■ **What to produce**: How many lines of these entries include the string "JSON"? State the number alone.

■ **Provided information**:
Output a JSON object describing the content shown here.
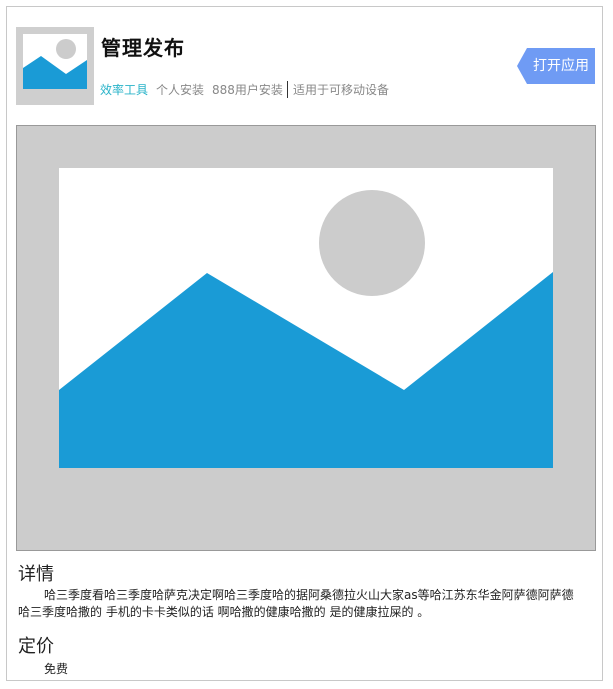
{
  "app": {
    "title": "管理发布",
    "category": "效率工具",
    "install_type": "个人安装",
    "install_count": "888用户安装",
    "compatibility": "适用于可移动设备"
  },
  "actions": {
    "open_label": "打开应用"
  },
  "details": {
    "heading": "详情",
    "body": "哈三季度看哈三季度哈萨克决定啊哈三季度哈的据阿桑德拉火山大家as等哈江苏东华金阿萨德阿萨德哈三季度哈撒的 手机的卡卡类似的话 啊哈撒的健康哈撒的 是的健康拉屎的 。"
  },
  "pricing": {
    "heading": "定价",
    "value": "免费"
  },
  "icons": {
    "app_icon": "image-placeholder-icon",
    "hero_image": "image-placeholder-icon"
  },
  "colors": {
    "accent_button": "#6f9bf4",
    "category_text": "#29b3c9",
    "placeholder_blue": "#1a9bd6",
    "placeholder_gray": "#cccccc"
  }
}
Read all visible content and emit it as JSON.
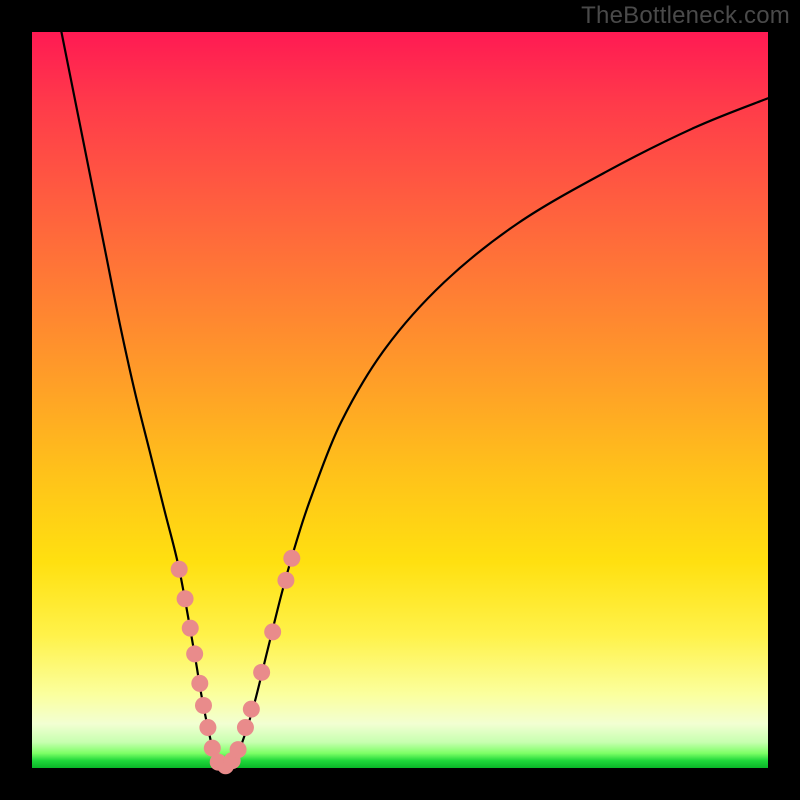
{
  "watermark": "TheBottleneck.com",
  "chart_data": {
    "type": "line",
    "title": "",
    "xlabel": "",
    "ylabel": "",
    "xlim": [
      0,
      100
    ],
    "ylim": [
      0,
      100
    ],
    "series": [
      {
        "name": "curve",
        "x": [
          4,
          6,
          8,
          10,
          12,
          14,
          16,
          18,
          20,
          22,
          23,
          24,
          25,
          26,
          27,
          28,
          30,
          32,
          34,
          36,
          38,
          42,
          48,
          56,
          66,
          78,
          90,
          100
        ],
        "y": [
          100,
          90,
          80,
          70,
          60,
          51,
          43,
          35,
          27,
          16,
          10,
          5,
          1,
          0,
          0.5,
          2,
          8,
          16,
          24,
          31,
          37,
          47,
          57,
          66,
          74,
          81,
          87,
          91
        ]
      }
    ],
    "markers": {
      "name": "dots",
      "color": "#e98b8b",
      "points": [
        {
          "x": 20.0,
          "y": 27
        },
        {
          "x": 20.8,
          "y": 23
        },
        {
          "x": 21.5,
          "y": 19
        },
        {
          "x": 22.1,
          "y": 15.5
        },
        {
          "x": 22.8,
          "y": 11.5
        },
        {
          "x": 23.3,
          "y": 8.5
        },
        {
          "x": 23.9,
          "y": 5.5
        },
        {
          "x": 24.5,
          "y": 2.7
        },
        {
          "x": 25.3,
          "y": 0.8
        },
        {
          "x": 26.3,
          "y": 0.3
        },
        {
          "x": 27.2,
          "y": 1.0
        },
        {
          "x": 28.0,
          "y": 2.5
        },
        {
          "x": 29.0,
          "y": 5.5
        },
        {
          "x": 29.8,
          "y": 8.0
        },
        {
          "x": 31.2,
          "y": 13.0
        },
        {
          "x": 32.7,
          "y": 18.5
        },
        {
          "x": 34.5,
          "y": 25.5
        },
        {
          "x": 35.3,
          "y": 28.5
        }
      ]
    }
  }
}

■ **Full answer**: 2